## TASK DETAILS
Retype every entry exactly, character for character.

## GIVEN ENTRIES
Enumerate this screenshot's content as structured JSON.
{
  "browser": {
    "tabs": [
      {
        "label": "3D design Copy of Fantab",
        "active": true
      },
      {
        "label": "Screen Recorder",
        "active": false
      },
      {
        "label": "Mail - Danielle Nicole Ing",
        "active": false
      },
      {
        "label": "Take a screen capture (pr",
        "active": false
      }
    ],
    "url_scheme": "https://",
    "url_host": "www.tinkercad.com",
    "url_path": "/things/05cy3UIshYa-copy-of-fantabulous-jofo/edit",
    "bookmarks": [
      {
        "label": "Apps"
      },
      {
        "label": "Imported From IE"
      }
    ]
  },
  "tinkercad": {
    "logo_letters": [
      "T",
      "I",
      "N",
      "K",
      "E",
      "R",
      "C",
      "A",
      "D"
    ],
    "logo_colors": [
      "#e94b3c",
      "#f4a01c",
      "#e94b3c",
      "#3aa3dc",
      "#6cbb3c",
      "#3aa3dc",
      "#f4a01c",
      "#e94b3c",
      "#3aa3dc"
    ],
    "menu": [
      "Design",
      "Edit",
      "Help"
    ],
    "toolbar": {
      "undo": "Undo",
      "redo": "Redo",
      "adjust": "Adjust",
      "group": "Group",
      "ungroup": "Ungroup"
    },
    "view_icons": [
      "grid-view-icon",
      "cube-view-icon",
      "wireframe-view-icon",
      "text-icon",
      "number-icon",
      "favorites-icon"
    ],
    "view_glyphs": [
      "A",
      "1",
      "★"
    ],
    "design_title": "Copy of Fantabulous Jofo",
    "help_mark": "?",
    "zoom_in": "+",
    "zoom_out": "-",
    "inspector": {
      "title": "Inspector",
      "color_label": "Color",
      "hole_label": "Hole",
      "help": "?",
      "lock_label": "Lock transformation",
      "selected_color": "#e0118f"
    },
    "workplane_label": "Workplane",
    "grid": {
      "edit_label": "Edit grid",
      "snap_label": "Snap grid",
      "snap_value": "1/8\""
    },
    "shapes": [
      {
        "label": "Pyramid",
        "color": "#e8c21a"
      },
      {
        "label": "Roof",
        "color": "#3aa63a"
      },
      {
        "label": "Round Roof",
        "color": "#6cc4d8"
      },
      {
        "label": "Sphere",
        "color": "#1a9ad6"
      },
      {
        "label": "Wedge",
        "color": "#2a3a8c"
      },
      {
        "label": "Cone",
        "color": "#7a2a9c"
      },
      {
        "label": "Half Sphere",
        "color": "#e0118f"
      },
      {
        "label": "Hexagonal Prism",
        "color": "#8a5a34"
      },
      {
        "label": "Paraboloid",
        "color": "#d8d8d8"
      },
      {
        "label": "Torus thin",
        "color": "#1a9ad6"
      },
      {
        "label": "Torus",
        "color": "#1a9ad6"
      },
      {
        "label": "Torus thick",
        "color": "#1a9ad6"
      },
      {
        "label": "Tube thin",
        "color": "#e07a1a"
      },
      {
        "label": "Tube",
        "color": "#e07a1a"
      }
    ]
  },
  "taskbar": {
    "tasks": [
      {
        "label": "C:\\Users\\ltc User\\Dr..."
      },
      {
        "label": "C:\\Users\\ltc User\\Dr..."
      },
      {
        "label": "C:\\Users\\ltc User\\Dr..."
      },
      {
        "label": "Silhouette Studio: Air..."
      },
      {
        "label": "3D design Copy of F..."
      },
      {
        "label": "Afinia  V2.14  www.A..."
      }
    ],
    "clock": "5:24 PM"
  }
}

## ANSWER FOR THE TASK
Enumerate this screenshot's content as structured JSON.
{
  "browser": {
    "tabs": [
      {
        "label": "3D design Copy of Fantab",
        "active": true
      },
      {
        "label": "Screen Recorder",
        "active": false
      },
      {
        "label": "Mail - Danielle Nicole Ing",
        "active": false
      },
      {
        "label": "Take a screen capture (pr",
        "active": false
      }
    ],
    "url_scheme": "https://",
    "url_host": "www.tinkercad.com",
    "url_path": "/things/05cy3UIshYa-copy-of-fantabulous-jofo/edit",
    "bookmarks": [
      {
        "label": "Apps"
      },
      {
        "label": "Imported From IE"
      }
    ]
  },
  "tinkercad": {
    "logo_letters": [
      "T",
      "I",
      "N",
      "K",
      "E",
      "R",
      "C",
      "A",
      "D"
    ],
    "logo_colors": [
      "#e94b3c",
      "#f4a01c",
      "#e94b3c",
      "#3aa3dc",
      "#6cbb3c",
      "#3aa3dc",
      "#f4a01c",
      "#e94b3c",
      "#3aa3dc"
    ],
    "menu": [
      "Design",
      "Edit",
      "Help"
    ],
    "toolbar": {
      "undo": "Undo",
      "redo": "Redo",
      "adjust": "Adjust",
      "group": "Group",
      "ungroup": "Ungroup"
    },
    "view_icons": [
      "grid-view-icon",
      "cube-view-icon",
      "wireframe-view-icon",
      "text-icon",
      "number-icon",
      "favorites-icon"
    ],
    "view_glyphs": [
      "A",
      "1",
      "★"
    ],
    "design_title": "Copy of Fantabulous Jofo",
    "help_mark": "?",
    "zoom_in": "+",
    "zoom_out": "-",
    "inspector": {
      "title": "Inspector",
      "color_label": "Color",
      "hole_label": "Hole",
      "help": "?",
      "lock_label": "Lock transformation",
      "selected_color": "#e0118f"
    },
    "workplane_label": "Workplane",
    "grid": {
      "edit_label": "Edit grid",
      "snap_label": "Snap grid",
      "snap_value": "1/8\""
    },
    "shapes": [
      {
        "label": "Pyramid",
        "color": "#e8c21a"
      },
      {
        "label": "Roof",
        "color": "#3aa63a"
      },
      {
        "label": "Round Roof",
        "color": "#6cc4d8"
      },
      {
        "label": "Sphere",
        "color": "#1a9ad6"
      },
      {
        "label": "Wedge",
        "color": "#2a3a8c"
      },
      {
        "label": "Cone",
        "color": "#7a2a9c"
      },
      {
        "label": "Half Sphere",
        "color": "#e0118f"
      },
      {
        "label": "Hexagonal Prism",
        "color": "#8a5a34"
      },
      {
        "label": "Paraboloid",
        "color": "#d8d8d8"
      },
      {
        "label": "Torus thin",
        "color": "#1a9ad6"
      },
      {
        "label": "Torus",
        "color": "#1a9ad6"
      },
      {
        "label": "Torus thick",
        "color": "#1a9ad6"
      },
      {
        "label": "Tube thin",
        "color": "#e07a1a"
      },
      {
        "label": "Tube",
        "color": "#e07a1a"
      }
    ]
  },
  "taskbar": {
    "tasks": [
      {
        "label": "C:\\Users\\ltc User\\Dr..."
      },
      {
        "label": "C:\\Users\\ltc User\\Dr..."
      },
      {
        "label": "C:\\Users\\ltc User\\Dr..."
      },
      {
        "label": "Silhouette Studio: Air..."
      },
      {
        "label": "3D design Copy of F..."
      },
      {
        "label": "Afinia  V2.14  www.A..."
      }
    ],
    "clock": "5:24 PM"
  }
}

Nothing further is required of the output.